Required work |
A) Turn the table in the proposed_actions schema recap that starts with "column type notes" into a shorter bulleted list, keeping each column's name, type, and key notes.
B) Return, unchanged, the stretch of the listing from its start through the line that contains "candle-up xyxy=(733,569,736,580)", including both ends.

Excerpt |
***

Substrate · HITL Lifecycle · proposed

Schema recap — proposed_actions

column	type	notes
`action_id`	INTEGER PK	autoincrement
`action_type`	TEXT	e.g. `price_change`, `bulk_cost_basis`, `workflow_<type>`, `propose_email_to_customer`
`entity_type`	TEXT	`customer` \| `item` \| `workflow_run` \| etc.
`entity_ref`	TEXT	NS id or run_id; identifies the target of the change
`current_state_json`	TEXT	pre-image (what's there now)
`proposed_change_json`	TEXT	post-image (the diff the agent wants applied)
`rationale`	TEXT	the why-now, surfaced in the queue UI
`status`	TEXT	`pending` → `approved` → `pushing` → `applied` \| `failed`; or `pending` → `rejected`
`risk_level`	INTEGER	1-5, see tier table below (migration 113)

***

Records supplied |

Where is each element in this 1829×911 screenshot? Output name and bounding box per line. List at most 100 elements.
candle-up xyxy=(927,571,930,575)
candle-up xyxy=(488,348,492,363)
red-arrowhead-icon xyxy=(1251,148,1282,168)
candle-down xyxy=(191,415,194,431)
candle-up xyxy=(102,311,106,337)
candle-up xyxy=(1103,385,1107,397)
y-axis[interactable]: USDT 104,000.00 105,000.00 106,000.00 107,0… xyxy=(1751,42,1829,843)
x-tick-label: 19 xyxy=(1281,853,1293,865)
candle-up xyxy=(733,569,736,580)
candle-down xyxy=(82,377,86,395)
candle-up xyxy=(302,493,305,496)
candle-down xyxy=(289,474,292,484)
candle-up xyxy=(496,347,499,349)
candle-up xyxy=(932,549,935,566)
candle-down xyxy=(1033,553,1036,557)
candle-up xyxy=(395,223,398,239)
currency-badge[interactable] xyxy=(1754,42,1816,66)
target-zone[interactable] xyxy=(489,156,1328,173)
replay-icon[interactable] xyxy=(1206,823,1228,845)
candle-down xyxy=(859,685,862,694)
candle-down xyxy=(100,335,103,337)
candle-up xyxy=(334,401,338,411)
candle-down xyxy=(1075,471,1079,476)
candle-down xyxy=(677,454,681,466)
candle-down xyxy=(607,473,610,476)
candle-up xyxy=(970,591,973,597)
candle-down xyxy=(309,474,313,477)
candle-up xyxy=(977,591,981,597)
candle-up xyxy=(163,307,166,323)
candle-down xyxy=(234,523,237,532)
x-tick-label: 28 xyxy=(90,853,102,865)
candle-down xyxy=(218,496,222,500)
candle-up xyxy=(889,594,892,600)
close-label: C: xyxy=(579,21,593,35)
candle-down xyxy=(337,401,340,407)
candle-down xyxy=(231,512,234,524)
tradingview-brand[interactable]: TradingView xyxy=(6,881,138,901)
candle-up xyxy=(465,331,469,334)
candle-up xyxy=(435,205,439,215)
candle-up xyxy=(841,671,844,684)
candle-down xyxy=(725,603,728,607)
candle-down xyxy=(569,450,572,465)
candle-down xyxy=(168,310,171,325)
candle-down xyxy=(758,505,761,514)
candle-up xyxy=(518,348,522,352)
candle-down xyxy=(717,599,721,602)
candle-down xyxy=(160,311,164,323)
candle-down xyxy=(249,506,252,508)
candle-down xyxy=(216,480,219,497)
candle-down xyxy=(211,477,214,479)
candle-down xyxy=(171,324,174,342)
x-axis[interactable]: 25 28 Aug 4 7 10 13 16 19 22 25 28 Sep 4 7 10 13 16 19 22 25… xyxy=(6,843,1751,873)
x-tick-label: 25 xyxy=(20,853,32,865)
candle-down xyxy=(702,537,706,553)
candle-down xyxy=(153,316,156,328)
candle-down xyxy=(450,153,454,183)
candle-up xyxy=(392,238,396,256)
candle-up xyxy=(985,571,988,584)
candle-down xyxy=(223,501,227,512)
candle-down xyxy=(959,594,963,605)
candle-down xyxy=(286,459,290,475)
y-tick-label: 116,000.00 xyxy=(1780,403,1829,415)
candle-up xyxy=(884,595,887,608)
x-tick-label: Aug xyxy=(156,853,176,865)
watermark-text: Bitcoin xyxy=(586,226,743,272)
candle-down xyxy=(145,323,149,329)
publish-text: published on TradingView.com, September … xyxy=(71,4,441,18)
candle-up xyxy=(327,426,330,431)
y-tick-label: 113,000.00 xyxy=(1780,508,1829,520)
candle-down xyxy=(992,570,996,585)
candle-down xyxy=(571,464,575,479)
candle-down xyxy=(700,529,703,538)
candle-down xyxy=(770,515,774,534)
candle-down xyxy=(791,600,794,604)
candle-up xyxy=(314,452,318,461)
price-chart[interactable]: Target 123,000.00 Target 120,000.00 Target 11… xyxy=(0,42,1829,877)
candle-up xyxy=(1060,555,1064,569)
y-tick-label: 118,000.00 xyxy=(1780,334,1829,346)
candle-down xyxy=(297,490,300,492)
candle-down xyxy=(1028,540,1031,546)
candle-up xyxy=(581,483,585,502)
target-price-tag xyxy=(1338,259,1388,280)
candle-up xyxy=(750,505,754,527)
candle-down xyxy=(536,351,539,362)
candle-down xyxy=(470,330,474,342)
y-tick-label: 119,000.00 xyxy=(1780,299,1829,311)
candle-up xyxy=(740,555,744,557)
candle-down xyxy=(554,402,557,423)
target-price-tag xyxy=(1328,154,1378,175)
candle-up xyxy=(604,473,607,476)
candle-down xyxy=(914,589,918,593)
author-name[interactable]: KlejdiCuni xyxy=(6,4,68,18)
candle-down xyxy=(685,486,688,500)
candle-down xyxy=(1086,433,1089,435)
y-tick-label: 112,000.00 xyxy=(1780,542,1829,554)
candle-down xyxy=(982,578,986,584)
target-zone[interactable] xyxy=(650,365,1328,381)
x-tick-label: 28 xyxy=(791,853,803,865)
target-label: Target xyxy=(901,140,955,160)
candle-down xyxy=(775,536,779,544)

***

Outputs by task |
A)
- action_id (INTEGER PK): autoincrement
- action_type (TEXT): e.g. price_change, bulk_cost_basis, workflow_<type>, propose_email_to_customer
- entity_type (TEXT): customer, item, workflow_run, etc.
- entity_ref (TEXT): NS id or run_id identifying the change's target
- current_state_json (TEXT): pre-image, what's there now
- proposed_change_json (TEXT): post-image, the diff the agent wants applied
- rationale (TEXT): the why-now, shown in the queue UI
- status (TEXT): pending → approved → pushing → applied or failed; or pending → rejected
- risk_level (INTEGER): 1-5 (migration 113)

B)
Where is each element in this 1829×911 screenshot? Output name and bounding box per line. List at most 100 elements.
candle-up xyxy=(927,571,930,575)
candle-up xyxy=(488,348,492,363)
red-arrowhead-icon xyxy=(1251,148,1282,168)
candle-down xyxy=(191,415,194,431)
candle-up xyxy=(102,311,106,337)
candle-up xyxy=(1103,385,1107,397)
y-axis[interactable]: USDT 104,000.00 105,000.00 106,000.00 107,0… xyxy=(1751,42,1829,843)
x-tick-label: 19 xyxy=(1281,853,1293,865)
candle-up xyxy=(733,569,736,580)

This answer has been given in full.